Work instructions
Retype every entry word for word.

Dataset entries on figures:
|---|

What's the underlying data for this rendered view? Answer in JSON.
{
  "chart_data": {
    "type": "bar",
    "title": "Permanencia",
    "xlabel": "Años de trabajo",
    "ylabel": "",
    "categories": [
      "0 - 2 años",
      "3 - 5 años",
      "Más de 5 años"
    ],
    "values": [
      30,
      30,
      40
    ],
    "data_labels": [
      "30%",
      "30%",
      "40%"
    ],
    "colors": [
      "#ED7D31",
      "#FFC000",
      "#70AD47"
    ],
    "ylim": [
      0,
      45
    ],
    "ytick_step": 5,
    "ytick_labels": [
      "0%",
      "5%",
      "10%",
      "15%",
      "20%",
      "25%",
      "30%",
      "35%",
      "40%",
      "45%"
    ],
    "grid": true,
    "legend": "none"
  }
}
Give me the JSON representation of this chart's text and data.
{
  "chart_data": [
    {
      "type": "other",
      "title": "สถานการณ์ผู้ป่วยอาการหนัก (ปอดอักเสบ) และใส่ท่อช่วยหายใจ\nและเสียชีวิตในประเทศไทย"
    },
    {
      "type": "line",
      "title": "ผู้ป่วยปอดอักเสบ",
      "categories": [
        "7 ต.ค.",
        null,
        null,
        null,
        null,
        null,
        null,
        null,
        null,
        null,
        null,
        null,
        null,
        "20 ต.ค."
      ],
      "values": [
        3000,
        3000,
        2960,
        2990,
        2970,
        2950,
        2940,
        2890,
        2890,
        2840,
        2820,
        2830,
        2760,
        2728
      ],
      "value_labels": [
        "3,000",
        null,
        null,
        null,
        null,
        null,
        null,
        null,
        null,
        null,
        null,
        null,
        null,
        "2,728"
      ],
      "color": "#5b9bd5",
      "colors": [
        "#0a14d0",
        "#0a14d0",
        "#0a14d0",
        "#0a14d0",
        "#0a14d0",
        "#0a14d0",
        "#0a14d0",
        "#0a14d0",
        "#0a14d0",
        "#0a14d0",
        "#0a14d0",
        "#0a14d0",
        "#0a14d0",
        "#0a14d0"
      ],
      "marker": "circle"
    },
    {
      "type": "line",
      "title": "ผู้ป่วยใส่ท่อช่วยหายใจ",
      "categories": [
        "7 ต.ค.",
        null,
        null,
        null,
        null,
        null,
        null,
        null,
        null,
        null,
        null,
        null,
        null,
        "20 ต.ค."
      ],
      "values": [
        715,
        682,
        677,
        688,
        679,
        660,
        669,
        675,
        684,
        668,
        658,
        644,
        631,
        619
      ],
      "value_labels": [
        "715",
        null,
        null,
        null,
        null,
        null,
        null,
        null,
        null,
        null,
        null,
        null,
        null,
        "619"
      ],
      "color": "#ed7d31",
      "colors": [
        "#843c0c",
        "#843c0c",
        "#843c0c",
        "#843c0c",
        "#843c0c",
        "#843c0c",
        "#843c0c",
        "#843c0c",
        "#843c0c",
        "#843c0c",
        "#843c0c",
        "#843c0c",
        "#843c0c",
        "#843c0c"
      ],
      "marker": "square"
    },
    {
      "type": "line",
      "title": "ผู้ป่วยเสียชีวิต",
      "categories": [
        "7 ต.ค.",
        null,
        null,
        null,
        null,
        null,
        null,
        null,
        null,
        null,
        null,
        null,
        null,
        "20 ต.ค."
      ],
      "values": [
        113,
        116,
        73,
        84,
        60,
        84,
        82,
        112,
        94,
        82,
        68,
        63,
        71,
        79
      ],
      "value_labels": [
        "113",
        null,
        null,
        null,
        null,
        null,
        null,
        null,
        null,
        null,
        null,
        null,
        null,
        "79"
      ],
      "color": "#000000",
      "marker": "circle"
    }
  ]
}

|---|

Solution
What's the underlying data for this rendered view? Answer in JSON.
{
  "chart_data": {
    "type": "bar",
    "title": "Permanencia",
    "xlabel": "Años de trabajo",
    "ylabel": "",
    "categories": [
      "0 - 2 años",
      "3 - 5 años",
      "Más de 5 años"
    ],
    "values": [
      30,
      30,
      40
    ],
    "data_labels": [
      "30%",
      "30%",
      "40%"
    ],
    "colors": [
      "#ED7D31",
      "#FFC000",
      "#70AD47"
    ],
    "ylim": [
      0,
      45
    ],
    "ytick_step": 5,
    "ytick_labels": [
      "0%",
      "5%",
      "10%",
      "15%",
      "20%",
      "25%",
      "30%",
      "35%",
      "40%",
      "45%"
    ],
    "grid": true,
    "legend": "none"
  }
}
Give me the JSON representation of this chart's text and data.
{
  "chart_data": [
    {
      "type": "other",
      "title": "สถานการณ์ผู้ป่วยอาการหนัก (ปอดอักเสบ) และใส่ท่อช่วยหายใจ\nและเสียชีวิตในประเทศไทย"
    },
    {
      "type": "line",
      "title": "ผู้ป่วยปอดอักเสบ",
      "categories": [
        "7 ต.ค.",
        null,
        null,
        null,
        null,
        null,
        null,
        null,
        null,
        null,
        null,
        null,
        null,
        "20 ต.ค."
      ],
      "values": [
        3000,
        3000,
        2960,
        2990,
        2970,
        2950,
        2940,
        2890,
        2890,
        2840,
        2820,
        2830,
        2760,
        2728
      ],
      "value_labels": [
        "3,000",
        null,
        null,
        null,
        null,
        null,
        null,
        null,
        null,
        null,
        null,
        null,
        null,
        "2,728"
      ],
      "color": "#5b9bd5",
      "colors": [
        "#0a14d0",
        "#0a14d0",
        "#0a14d0",
        "#0a14d0",
        "#0a14d0",
        "#0a14d0",
        "#0a14d0",
        "#0a14d0",
        "#0a14d0",
        "#0a14d0",
        "#0a14d0",
        "#0a14d0",
        "#0a14d0",
        "#0a14d0"
      ],
      "marker": "circle"
    },
    {
      "type": "line",
      "title": "ผู้ป่วยใส่ท่อช่วยหายใจ",
      "categories": [
        "7 ต.ค.",
        null,
        null,
        null,
        null,
        null,
        null,
        null,
        null,
        null,
        null,
        null,
        null,
        "20 ต.ค."
      ],
      "values": [
        715,
        682,
        677,
        688,
        679,
        660,
        669,
        675,
        684,
        668,
        658,
        644,
        631,
        619
      ],
      "value_labels": [
        "715",
        null,
        null,
        null,
        null,
        null,
        null,
        null,
        null,
        null,
        null,
        null,
        null,
        "619"
      ],
      "color": "#ed7d31",
      "colors": [
        "#843c0c",
        "#843c0c",
        "#843c0c",
        "#843c0c",
        "#843c0c",
        "#843c0c",
        "#843c0c",
        "#843c0c",
        "#843c0c",
        "#843c0c",
        "#843c0c",
        "#843c0c",
        "#843c0c",
        "#843c0c"
      ],
      "marker": "square"
    },
    {
      "type": "line",
      "title": "ผู้ป่วยเสียชีวิต",
      "categories": [
        "7 ต.ค.",
        null,
        null,
        null,
        null,
        null,
        null,
        null,
        null,
        null,
        null,
        null,
        null,
        "20 ต.ค."
      ],
      "values": [
        113,
        116,
        73,
        84,
        60,
        84,
        82,
        112,
        94,
        82,
        68,
        63,
        71,
        79
      ],
      "value_labels": [
        "113",
        null,
        null,
        null,
        null,
        null,
        null,
        null,
        null,
        null,
        null,
        null,
        null,
        "79"
      ],
      "color": "#000000",
      "marker": "circle"
    }
  ]
}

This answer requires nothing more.